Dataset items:
-- Start --

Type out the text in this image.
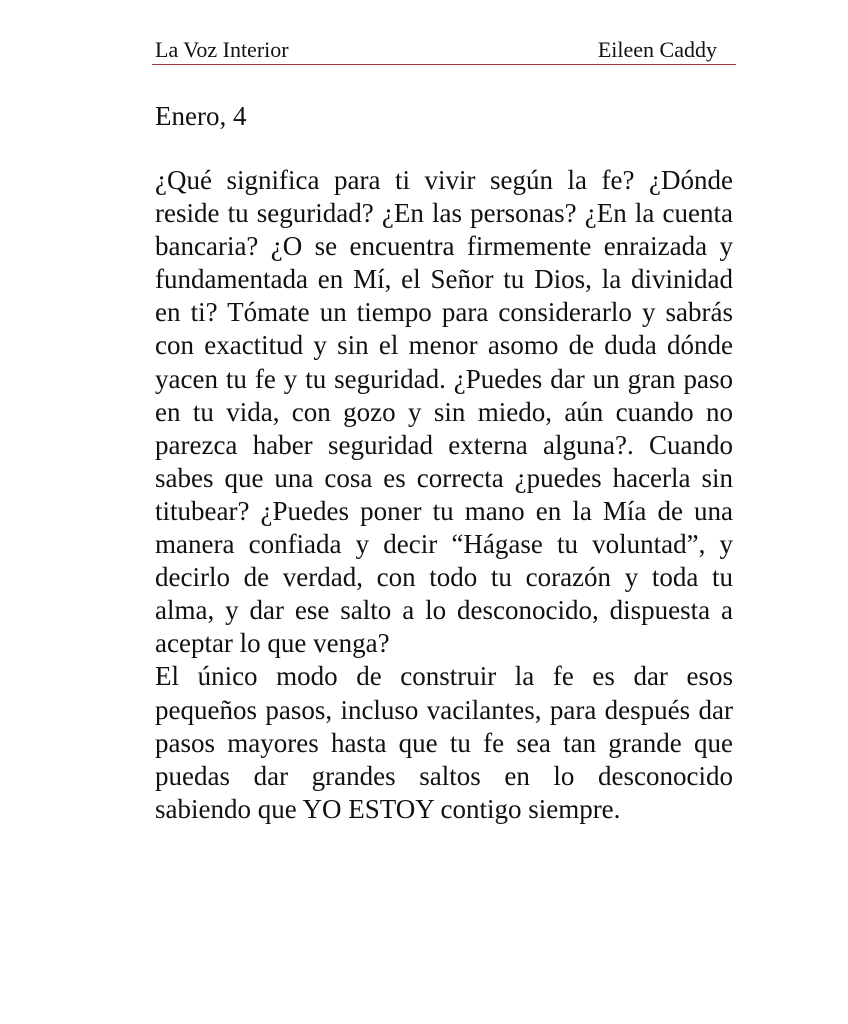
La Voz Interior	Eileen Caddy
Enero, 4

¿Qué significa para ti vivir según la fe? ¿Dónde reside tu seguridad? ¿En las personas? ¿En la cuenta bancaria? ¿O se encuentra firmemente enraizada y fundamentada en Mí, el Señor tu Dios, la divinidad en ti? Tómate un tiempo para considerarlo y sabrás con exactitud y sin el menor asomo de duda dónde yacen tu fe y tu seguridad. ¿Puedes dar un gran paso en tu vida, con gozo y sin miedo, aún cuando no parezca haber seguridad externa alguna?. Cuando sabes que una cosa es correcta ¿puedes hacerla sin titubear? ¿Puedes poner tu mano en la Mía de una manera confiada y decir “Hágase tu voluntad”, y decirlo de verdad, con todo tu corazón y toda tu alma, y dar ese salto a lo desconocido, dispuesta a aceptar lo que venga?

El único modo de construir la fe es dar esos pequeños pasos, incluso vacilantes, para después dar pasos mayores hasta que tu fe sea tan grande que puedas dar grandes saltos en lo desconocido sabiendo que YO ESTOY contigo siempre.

-- End --

What you are asked to do
Identify and list each line with the word "para".

Problem solution
¿Qué significa para ti vivir según la fe? ¿Dónde reside tu seguridad? ¿En las personas? ¿En la cuenta bancaria? ¿O se encuentra firmemente enraizada y fundamentada en Mí, el Señor tu Dios, la divinidad en ti? Tómate un tiempo para considerarlo y sabrás con exactitud y sin el menor asomo de duda dónde yacen tu fe y tu seguridad. ¿Puedes dar un gran paso en tu vida, con gozo y sin miedo, aún cuando no parezca haber seguridad externa alguna?. Cuando sabes que una cosa es correcta ¿puedes hacerla sin titubear? ¿Puedes poner tu mano en la Mía de una manera confiada y decir “Hágase tu voluntad”, y decirlo de verdad, con todo tu corazón y toda tu alma, y dar ese salto a lo desconocido, dispuesta a aceptar lo que venga?
El único modo de construir la fe es dar esos pequeños pasos, incluso vacilantes, para después dar pasos mayores hasta que tu fe sea tan grande que puedas dar grandes saltos en lo desconocido sabiendo que YO ESTOY contigo siempre.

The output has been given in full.